*The problem*. Scan the records for the word "this". Copy each line that includes it.

::::::::

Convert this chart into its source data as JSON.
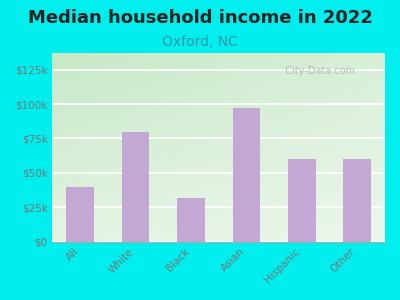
{
  "title": "Median household income in 2022",
  "subtitle": "Oxford, NC",
  "categories": [
    "All",
    "White",
    "Black",
    "Asian",
    "Hispanic",
    "Other"
  ],
  "values": [
    40000,
    80000,
    32000,
    97000,
    60000,
    60000
  ],
  "bar_color": "#c4a8d4",
  "title_fontsize": 13,
  "subtitle_fontsize": 10,
  "subtitle_color": "#3399aa",
  "title_color": "#222222",
  "background_color": "#00eeee",
  "plot_bg_left": "#b8ddb8",
  "plot_bg_right": "#f0fff0",
  "yticks": [
    0,
    25000,
    50000,
    75000,
    100000,
    125000
  ],
  "ylim": [
    0,
    137500
  ],
  "watermark": "  City-Data.com",
  "grid_color": "#dddddd",
  "tick_color": "#777777"
}
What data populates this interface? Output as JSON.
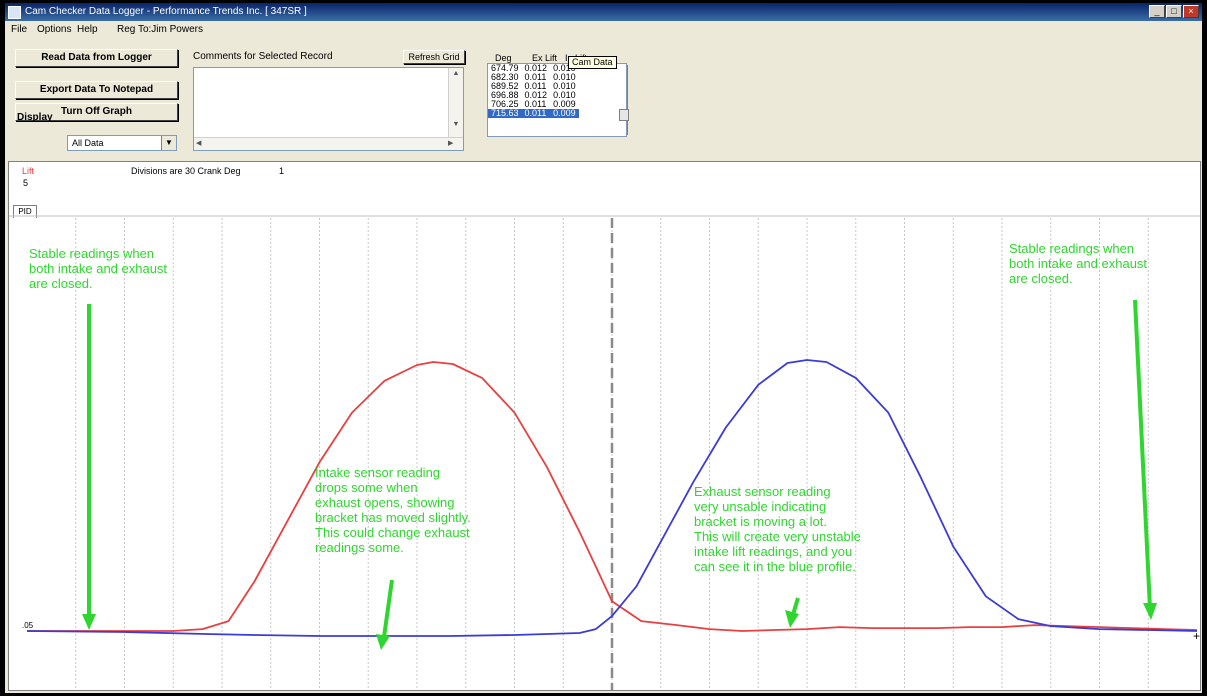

::::::::

*Response below*.
Convert this chart into its source data as JSON.
What data populates this interface? Output as JSON.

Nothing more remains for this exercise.